— Document —

Démontrant déjà qu’ils pouvaient dépasser leurs étiquettes politiques (LR, PS, PCF) pour faire front commun en manifestant pour la survie de leurs territoires, les départements franciliens mettent désormais leur principe de solidarité en pratique.
Ainsi qu’ils en avaient fait l’annonce de principe, en avril dernier, ils mettent en œuvre un fonds de solidarité interdépartemental d’investissement (FSII) auquel chaque conseil départemental contribuera en fonction de ses possibilités financières (investissement et épargne nette – voir ci-dessous). Ce calcul permettra aux Hauts-de-Seine et Yvelines de mettre plus dans l’escarcelle que la Seine-Saint-Denis et le Val d’Oise.
Solidarité à huit
Mais les conseils départementaux de l’Ouest, plus riches et surtout moins endettés, pourraient ne pas être les seuls gros contributeurs, puisque Paris aurait « très envie de nous rejoindre », a confié Stéphane Troussel (PS), président de Seine-Saint-Denis. Emmanuel Grégoire, premier adjoint à la maire de la capitale, qui ne pouvait assister à la réunion, l’aurait assuré que « Anne Hidalgo a demandé à ses services la possibilité d’intégrer ce fonds ». Ce n’est donc plus à sept, mais à huit que la solidarité francilienne s’opérerait.

— Consigne —
Selon le document sur le fonds de solidarité des départements franciliens, en fonction de quoi chaque conseil départemental contribuera-t-il au FSII ? Les lignes ne sont pas nécessaires pour répondre.

— Entrées —
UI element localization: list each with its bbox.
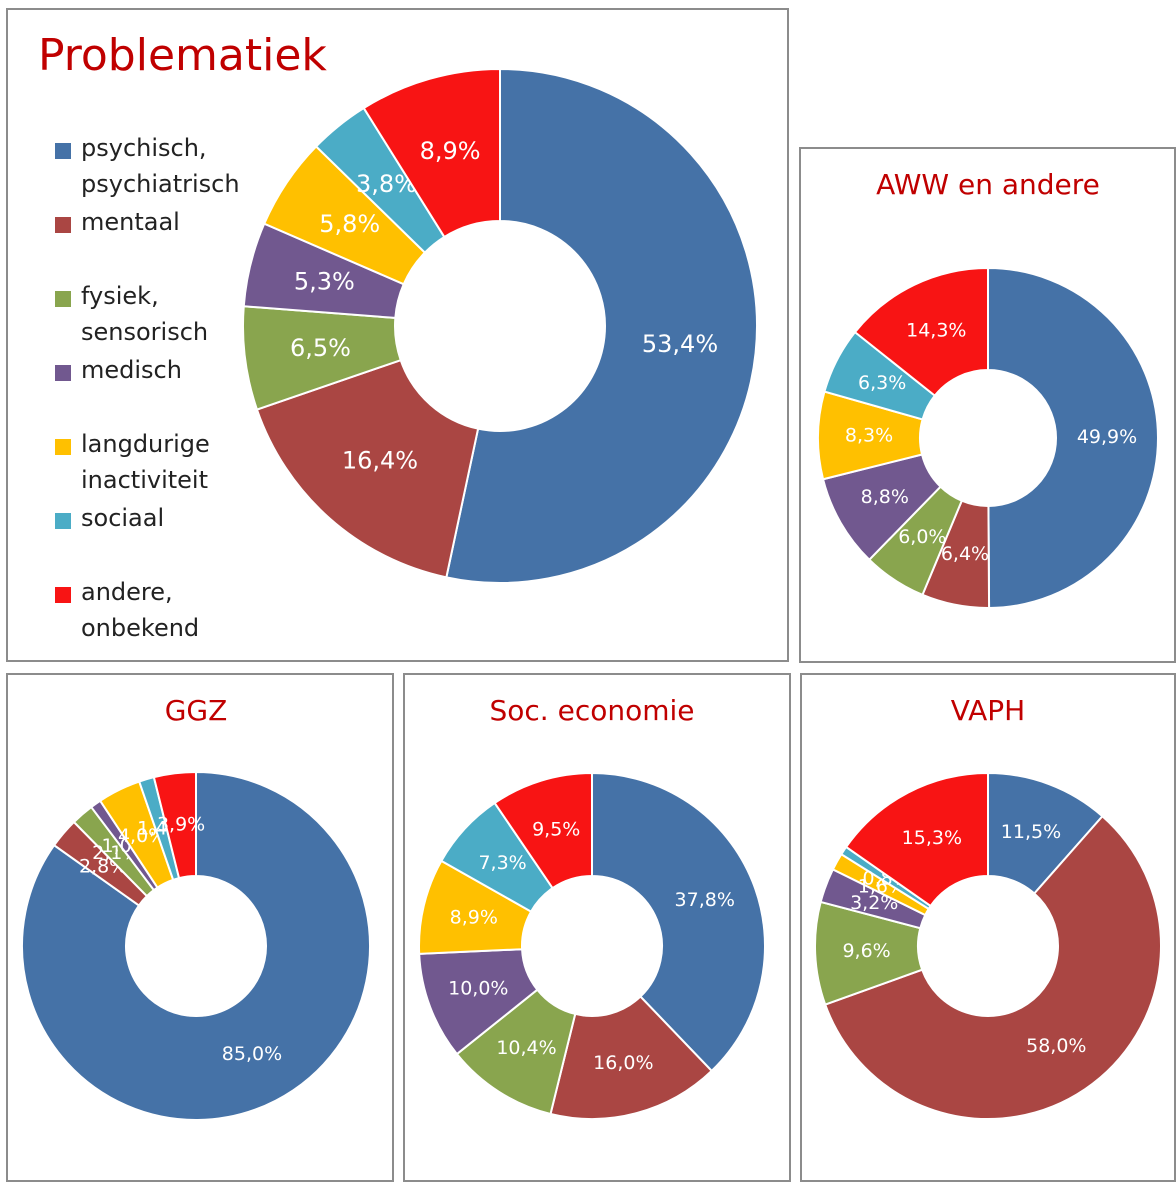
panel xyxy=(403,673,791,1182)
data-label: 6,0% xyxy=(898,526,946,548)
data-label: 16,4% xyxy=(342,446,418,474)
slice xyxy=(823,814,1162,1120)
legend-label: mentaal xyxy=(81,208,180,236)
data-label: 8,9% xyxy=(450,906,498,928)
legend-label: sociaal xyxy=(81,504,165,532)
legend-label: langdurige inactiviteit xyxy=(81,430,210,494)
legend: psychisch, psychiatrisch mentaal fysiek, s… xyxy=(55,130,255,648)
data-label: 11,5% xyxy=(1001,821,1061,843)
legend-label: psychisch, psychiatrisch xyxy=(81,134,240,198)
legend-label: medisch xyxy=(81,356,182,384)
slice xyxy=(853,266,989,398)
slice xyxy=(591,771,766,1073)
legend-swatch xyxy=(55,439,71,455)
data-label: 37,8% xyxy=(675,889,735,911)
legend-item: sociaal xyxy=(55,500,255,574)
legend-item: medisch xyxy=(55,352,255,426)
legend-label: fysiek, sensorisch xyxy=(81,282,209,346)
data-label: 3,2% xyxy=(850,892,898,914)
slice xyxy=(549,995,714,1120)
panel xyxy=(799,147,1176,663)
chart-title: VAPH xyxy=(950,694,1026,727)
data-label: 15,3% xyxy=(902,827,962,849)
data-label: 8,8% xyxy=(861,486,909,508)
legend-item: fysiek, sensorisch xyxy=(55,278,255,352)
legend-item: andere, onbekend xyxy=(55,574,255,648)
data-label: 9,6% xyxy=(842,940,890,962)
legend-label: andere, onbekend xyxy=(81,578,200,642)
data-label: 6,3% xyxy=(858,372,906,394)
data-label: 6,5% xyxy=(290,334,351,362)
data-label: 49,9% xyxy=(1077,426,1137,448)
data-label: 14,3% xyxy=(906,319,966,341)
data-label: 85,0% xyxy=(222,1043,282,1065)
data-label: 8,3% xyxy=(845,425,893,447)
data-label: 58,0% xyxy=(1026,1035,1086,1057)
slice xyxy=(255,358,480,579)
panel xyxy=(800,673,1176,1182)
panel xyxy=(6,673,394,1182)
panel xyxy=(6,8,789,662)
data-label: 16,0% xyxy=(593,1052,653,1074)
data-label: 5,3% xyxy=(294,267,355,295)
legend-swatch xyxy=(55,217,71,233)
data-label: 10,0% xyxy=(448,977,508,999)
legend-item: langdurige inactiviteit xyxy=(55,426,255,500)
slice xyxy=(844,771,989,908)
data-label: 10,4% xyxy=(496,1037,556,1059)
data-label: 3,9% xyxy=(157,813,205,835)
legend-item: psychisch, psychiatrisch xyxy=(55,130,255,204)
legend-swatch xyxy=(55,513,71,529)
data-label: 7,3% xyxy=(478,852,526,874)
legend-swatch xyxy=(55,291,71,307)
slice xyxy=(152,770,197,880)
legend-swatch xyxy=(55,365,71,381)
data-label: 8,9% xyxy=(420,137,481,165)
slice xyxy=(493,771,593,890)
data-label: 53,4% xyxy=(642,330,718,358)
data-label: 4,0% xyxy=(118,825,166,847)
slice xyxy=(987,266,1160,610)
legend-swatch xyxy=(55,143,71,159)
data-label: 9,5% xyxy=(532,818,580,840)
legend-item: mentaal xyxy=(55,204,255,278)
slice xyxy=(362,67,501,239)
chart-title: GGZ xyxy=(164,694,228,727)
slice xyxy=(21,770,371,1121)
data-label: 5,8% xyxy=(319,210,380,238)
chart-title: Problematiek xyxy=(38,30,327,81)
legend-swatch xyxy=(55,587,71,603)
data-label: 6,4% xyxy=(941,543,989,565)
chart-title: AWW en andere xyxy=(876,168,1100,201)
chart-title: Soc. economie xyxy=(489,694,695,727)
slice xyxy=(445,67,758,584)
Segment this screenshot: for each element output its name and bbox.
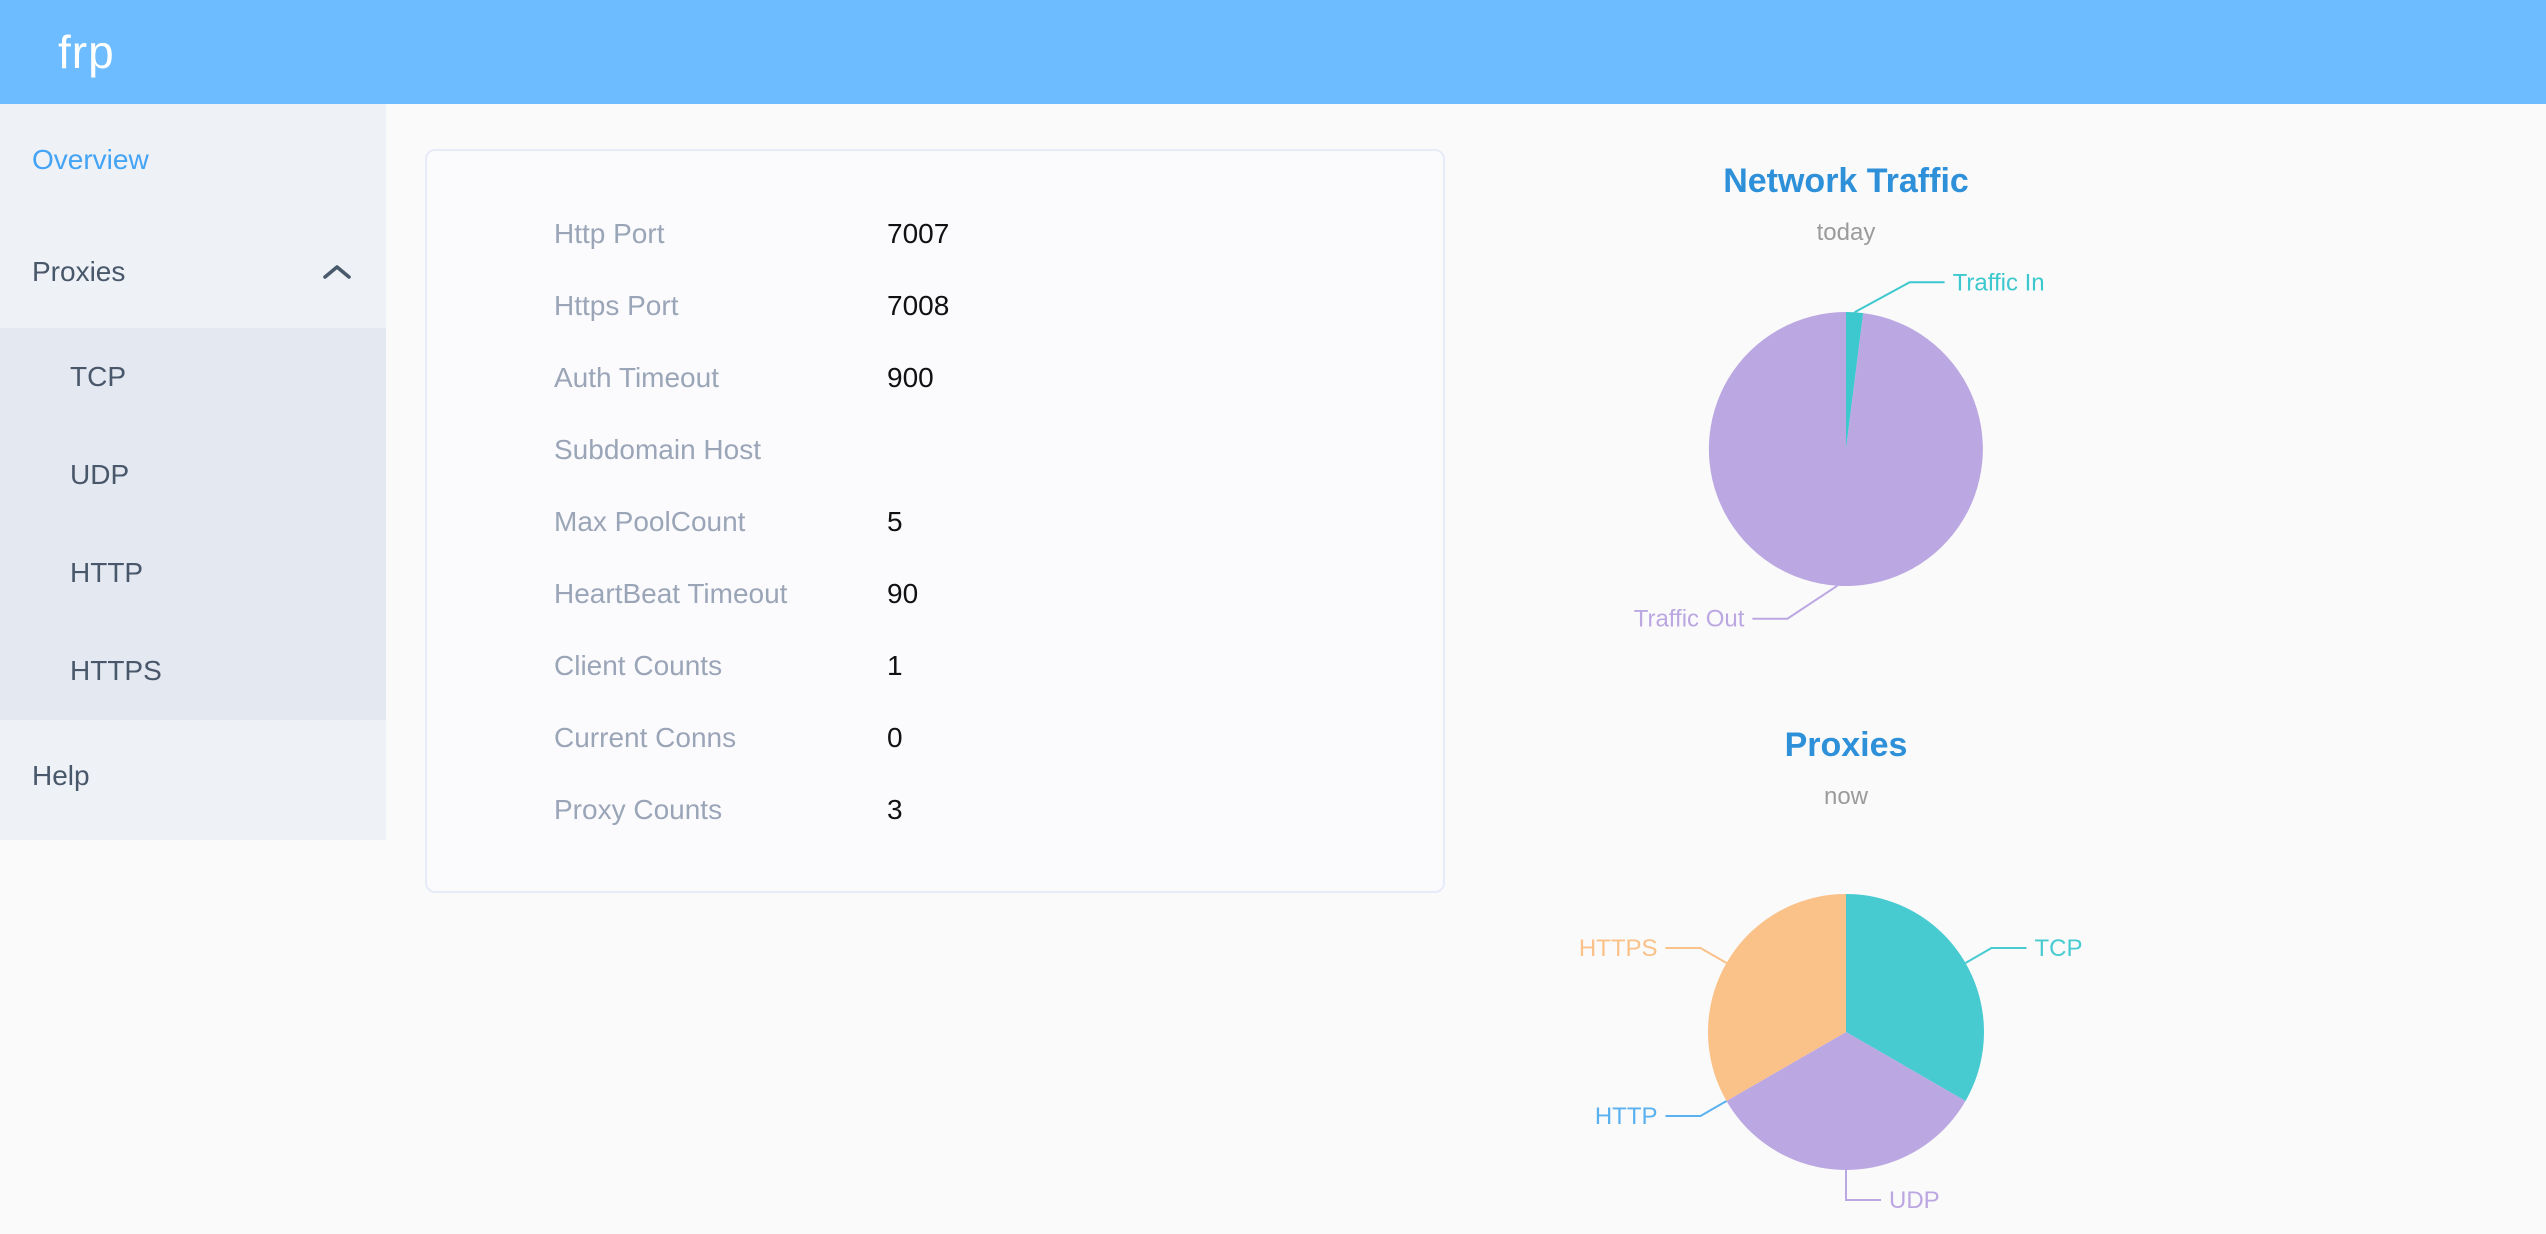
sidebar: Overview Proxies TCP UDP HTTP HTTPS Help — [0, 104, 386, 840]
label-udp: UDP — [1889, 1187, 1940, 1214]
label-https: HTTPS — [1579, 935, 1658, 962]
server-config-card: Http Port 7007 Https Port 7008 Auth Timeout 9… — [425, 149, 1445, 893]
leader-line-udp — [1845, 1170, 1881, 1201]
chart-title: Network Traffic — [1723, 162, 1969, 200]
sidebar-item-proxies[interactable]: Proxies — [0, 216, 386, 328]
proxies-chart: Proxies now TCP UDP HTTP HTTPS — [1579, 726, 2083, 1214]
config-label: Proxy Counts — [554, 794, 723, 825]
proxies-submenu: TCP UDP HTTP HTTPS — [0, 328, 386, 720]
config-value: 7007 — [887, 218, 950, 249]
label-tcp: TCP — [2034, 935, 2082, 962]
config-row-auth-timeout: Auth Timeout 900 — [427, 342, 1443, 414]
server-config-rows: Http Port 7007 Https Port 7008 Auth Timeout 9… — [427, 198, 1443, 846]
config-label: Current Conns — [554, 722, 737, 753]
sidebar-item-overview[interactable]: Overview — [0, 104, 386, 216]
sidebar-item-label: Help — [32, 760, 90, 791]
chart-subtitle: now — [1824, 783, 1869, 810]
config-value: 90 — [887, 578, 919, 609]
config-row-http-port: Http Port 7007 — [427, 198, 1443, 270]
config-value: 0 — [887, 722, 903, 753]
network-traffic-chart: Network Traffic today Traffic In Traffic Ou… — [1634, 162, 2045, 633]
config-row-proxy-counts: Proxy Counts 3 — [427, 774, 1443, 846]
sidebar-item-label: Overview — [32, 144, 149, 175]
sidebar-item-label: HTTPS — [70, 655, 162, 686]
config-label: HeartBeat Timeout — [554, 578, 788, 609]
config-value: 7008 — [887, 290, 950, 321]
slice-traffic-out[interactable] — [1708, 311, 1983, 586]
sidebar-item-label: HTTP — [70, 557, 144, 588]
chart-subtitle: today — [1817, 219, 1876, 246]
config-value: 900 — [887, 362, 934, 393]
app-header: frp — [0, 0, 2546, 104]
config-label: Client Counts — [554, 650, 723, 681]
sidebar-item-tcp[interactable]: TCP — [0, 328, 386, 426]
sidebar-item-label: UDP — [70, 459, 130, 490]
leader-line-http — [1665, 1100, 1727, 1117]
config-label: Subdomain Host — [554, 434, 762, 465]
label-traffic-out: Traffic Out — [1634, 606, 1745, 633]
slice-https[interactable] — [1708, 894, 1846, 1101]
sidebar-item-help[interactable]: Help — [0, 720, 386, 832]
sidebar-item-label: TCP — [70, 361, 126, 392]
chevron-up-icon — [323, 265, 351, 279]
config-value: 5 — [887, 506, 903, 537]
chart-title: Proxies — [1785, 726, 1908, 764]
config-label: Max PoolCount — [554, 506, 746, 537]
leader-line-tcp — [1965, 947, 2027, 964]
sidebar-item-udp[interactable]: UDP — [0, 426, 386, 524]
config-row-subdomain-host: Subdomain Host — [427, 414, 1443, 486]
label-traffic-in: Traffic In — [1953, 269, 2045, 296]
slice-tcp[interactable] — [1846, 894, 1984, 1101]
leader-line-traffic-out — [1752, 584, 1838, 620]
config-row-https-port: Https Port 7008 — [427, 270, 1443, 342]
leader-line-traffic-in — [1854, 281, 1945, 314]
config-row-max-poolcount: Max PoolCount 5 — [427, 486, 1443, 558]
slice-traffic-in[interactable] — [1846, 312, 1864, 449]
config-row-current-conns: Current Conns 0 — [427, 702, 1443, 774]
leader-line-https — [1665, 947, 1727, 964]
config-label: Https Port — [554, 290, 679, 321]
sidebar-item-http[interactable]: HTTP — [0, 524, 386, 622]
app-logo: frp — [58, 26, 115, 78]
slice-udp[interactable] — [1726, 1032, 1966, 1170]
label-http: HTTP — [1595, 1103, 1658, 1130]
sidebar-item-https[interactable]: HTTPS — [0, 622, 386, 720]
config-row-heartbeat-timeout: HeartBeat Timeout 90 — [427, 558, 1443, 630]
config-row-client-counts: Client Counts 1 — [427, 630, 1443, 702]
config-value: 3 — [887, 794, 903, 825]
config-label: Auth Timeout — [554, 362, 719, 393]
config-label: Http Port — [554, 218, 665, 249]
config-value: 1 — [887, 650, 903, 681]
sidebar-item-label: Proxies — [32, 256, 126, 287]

— Exercice corrigé —
En fonction de ses possibilités financières, c'est-à-dire de son investissement et de son épargne nette.